- [EXERCISE GOAL]: The answer should be a single number: how many lines of the entries below hold the word "this".

- [SUPPLIED DATA]:
^^^^^^^^
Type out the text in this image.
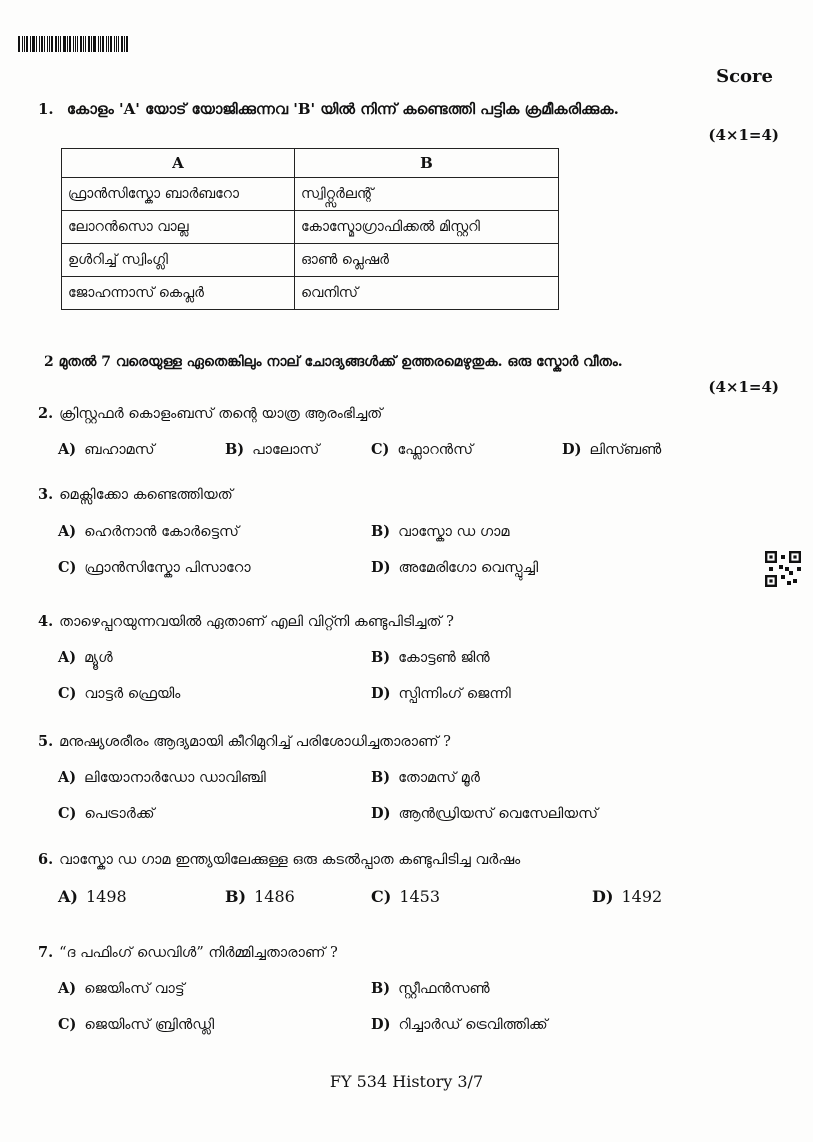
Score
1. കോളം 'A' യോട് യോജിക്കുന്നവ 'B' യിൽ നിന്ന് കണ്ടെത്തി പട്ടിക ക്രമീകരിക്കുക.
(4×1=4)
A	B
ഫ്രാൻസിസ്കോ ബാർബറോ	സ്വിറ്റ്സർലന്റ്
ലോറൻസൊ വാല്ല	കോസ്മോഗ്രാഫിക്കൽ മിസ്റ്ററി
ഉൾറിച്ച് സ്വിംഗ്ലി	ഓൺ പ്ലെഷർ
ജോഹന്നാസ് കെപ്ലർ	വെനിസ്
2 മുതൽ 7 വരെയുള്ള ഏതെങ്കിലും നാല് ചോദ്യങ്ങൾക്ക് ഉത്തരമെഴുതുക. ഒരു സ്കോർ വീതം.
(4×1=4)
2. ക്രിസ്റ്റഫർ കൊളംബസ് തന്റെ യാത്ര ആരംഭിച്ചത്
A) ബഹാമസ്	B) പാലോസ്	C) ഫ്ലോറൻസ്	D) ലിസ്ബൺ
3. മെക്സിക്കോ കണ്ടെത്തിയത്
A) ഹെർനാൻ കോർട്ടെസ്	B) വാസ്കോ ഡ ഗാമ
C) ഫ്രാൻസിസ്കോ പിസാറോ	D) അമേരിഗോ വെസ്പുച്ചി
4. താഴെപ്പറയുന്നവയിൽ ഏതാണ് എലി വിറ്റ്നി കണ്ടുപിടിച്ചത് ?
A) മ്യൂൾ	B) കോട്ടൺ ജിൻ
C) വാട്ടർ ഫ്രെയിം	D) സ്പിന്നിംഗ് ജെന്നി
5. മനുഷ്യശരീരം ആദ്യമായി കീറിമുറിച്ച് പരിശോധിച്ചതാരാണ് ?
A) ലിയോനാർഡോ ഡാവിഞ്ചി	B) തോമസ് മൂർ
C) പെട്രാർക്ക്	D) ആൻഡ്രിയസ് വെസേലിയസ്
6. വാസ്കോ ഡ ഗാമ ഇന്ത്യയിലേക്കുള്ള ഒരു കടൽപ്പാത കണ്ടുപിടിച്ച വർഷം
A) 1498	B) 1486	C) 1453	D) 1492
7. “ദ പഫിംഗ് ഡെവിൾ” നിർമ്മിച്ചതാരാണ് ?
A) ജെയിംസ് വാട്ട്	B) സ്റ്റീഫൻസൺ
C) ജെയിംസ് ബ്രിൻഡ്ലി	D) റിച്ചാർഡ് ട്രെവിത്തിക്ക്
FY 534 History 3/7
^^^^^^^^
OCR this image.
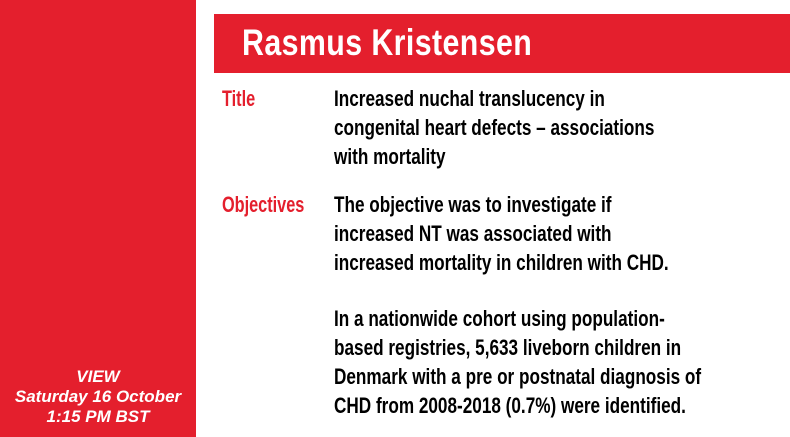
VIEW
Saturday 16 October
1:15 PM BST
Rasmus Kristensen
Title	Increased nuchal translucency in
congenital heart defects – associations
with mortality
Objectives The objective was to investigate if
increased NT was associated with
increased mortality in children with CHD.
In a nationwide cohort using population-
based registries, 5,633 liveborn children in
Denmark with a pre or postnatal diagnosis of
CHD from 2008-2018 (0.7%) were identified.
^^^^^^^^
- [COMPLETE RESPONSE]: 2